(Stored data)
● ● ● ●

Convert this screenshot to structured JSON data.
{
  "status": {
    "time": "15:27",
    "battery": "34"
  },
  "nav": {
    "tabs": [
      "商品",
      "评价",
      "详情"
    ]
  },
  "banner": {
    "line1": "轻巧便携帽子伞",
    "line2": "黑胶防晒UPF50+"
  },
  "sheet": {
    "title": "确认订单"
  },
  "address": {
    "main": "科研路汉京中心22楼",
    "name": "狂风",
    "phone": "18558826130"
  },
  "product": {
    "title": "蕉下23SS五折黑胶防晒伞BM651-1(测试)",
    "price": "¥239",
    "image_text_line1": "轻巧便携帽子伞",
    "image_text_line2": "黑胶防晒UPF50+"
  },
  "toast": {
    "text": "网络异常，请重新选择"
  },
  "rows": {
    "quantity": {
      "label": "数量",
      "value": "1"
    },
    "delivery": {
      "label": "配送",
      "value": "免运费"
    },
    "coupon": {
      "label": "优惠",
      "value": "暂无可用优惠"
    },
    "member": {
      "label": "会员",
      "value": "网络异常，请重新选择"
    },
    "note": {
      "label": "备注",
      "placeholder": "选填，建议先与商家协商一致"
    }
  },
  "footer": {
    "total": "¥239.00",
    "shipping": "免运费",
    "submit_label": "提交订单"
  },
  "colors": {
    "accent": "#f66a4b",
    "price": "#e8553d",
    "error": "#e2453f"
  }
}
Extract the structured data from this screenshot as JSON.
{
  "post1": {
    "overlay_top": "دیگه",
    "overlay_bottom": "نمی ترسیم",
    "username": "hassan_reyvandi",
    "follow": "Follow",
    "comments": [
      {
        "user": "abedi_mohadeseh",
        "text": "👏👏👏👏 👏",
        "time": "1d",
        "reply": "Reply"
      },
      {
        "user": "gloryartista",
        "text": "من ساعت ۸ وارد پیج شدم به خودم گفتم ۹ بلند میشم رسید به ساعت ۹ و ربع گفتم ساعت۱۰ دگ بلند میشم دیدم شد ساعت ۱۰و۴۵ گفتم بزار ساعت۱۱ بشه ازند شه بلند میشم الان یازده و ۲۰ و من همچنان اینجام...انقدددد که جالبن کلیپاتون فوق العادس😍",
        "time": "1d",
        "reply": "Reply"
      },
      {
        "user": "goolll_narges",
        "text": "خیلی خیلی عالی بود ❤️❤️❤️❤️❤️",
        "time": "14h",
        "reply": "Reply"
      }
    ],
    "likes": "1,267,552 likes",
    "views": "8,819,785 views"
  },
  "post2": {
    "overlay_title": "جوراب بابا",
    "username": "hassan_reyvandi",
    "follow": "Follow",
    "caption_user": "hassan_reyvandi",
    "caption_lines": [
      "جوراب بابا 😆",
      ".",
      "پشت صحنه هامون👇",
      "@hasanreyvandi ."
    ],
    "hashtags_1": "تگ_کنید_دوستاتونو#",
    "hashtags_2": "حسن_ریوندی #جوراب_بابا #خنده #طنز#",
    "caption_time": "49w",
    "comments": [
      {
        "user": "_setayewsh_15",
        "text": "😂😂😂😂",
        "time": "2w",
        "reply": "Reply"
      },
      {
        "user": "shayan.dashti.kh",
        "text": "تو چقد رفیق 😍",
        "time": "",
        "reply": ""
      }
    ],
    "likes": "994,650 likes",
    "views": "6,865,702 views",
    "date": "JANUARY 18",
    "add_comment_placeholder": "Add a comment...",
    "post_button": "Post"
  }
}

● ● ● ●

Show all lines in the entries above where the string "轻巧便携帽子伞" appears.

    "line1": "轻巧便携帽子伞",
    "image_text_line1": "轻巧便携帽子伞",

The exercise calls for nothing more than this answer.